[Data records]

--

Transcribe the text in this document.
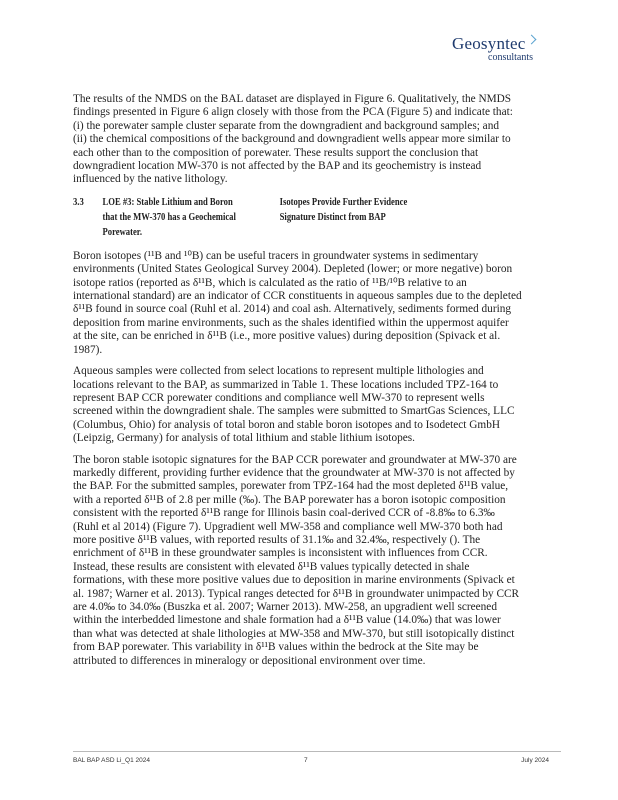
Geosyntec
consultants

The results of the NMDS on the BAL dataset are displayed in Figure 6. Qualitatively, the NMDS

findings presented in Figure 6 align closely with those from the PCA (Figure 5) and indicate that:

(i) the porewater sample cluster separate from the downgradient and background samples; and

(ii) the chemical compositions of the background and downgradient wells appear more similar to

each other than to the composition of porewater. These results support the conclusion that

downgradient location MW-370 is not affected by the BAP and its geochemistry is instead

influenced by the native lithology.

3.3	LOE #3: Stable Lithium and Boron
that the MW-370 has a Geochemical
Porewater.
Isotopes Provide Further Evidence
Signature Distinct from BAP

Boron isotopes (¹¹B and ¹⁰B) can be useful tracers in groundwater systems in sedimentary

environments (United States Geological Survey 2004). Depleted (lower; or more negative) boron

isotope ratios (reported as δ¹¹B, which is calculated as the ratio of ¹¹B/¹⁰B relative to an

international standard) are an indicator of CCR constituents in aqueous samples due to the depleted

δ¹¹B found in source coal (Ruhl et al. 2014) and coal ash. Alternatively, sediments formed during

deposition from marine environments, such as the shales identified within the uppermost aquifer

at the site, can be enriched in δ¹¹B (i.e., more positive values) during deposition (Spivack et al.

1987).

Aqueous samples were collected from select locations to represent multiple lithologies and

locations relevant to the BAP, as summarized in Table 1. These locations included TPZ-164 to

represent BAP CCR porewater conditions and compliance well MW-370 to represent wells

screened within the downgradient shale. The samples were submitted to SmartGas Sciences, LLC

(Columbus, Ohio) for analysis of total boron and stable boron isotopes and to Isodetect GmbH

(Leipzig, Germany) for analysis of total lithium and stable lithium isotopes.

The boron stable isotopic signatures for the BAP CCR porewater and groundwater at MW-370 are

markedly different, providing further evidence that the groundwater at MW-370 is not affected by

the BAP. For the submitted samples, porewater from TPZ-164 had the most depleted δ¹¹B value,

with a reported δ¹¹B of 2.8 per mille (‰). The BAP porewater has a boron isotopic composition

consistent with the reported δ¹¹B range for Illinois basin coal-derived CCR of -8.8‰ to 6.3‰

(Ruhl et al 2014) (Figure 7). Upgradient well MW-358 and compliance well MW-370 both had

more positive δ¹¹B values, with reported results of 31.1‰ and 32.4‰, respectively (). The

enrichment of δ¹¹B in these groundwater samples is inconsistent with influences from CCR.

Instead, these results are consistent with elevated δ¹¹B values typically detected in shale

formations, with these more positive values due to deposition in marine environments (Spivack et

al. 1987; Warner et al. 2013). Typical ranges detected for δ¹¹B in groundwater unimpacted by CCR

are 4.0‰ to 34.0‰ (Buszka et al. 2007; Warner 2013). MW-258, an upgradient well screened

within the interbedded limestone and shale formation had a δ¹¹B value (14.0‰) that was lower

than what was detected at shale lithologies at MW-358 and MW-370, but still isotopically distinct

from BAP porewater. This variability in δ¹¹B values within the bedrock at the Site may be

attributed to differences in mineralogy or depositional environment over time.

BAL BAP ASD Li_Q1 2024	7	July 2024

--

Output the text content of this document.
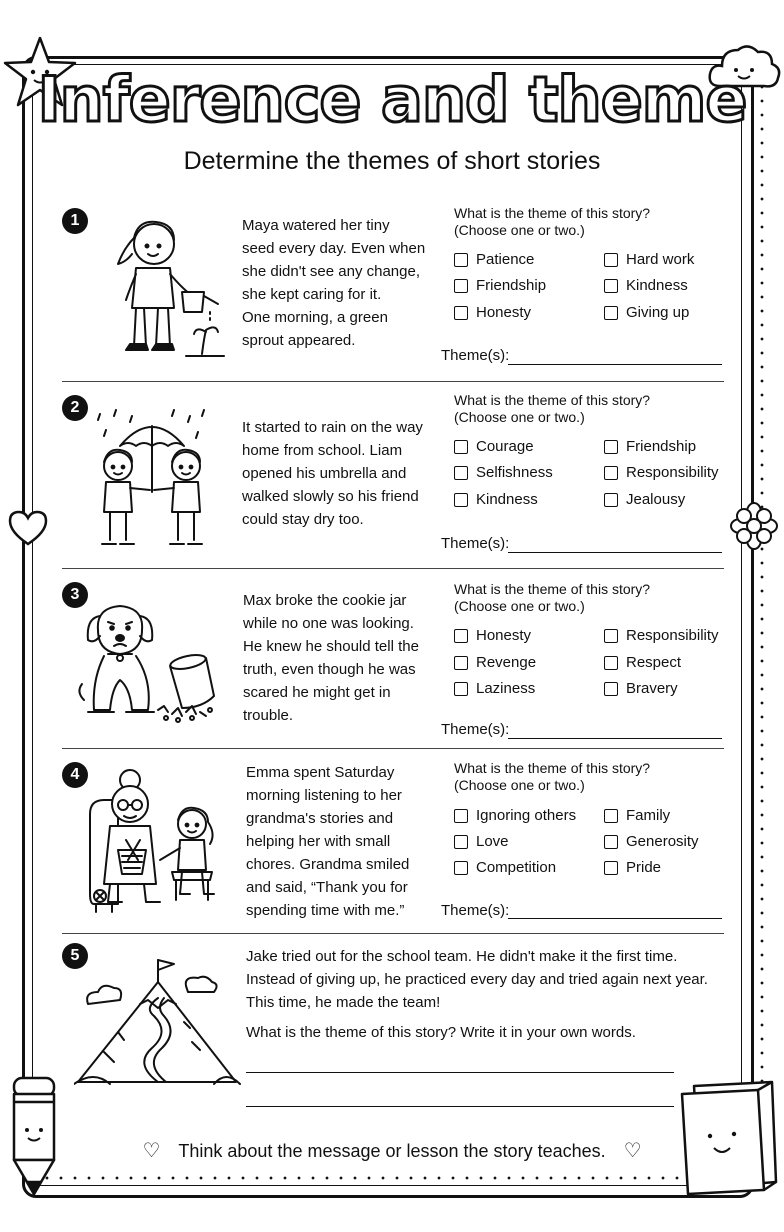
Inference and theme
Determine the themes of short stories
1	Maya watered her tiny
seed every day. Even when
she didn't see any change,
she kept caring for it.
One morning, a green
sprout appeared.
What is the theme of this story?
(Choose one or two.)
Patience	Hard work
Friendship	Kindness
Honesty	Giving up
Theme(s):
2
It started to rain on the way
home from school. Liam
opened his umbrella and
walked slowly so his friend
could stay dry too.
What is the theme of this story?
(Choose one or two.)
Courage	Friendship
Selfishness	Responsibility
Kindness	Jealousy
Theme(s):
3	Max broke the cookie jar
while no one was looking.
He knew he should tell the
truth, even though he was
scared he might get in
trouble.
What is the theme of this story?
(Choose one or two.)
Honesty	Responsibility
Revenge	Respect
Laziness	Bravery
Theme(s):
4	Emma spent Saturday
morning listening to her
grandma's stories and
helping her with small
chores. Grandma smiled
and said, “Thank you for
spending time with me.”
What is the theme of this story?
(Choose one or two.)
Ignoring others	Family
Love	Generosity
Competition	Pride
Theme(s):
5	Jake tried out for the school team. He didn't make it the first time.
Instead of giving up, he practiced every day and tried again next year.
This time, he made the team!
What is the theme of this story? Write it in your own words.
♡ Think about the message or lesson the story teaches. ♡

--

» **Work instructions**: Copy each line of the preceding data that contains the string "from".

» **Complete answer**:
findings presented in Figure 6 align closely with those from the PCA (Figure 5) and indicate that:
(i) the porewater sample cluster separate from the downgradient and background samples; and
Signature Distinct from BAP
deposition from marine environments, such as the shales identified within the uppermost aquifer
Aqueous samples were collected from select locations to represent multiple lithologies and
the BAP. For the submitted samples, porewater from TPZ-164 had the most depleted δ¹¹B value,
enrichment of δ¹¹B in these groundwater samples is inconsistent with influences from CCR.
from BAP porewater. This variability in δ¹¹B values within the bedrock at the Site may be
home from school. Liam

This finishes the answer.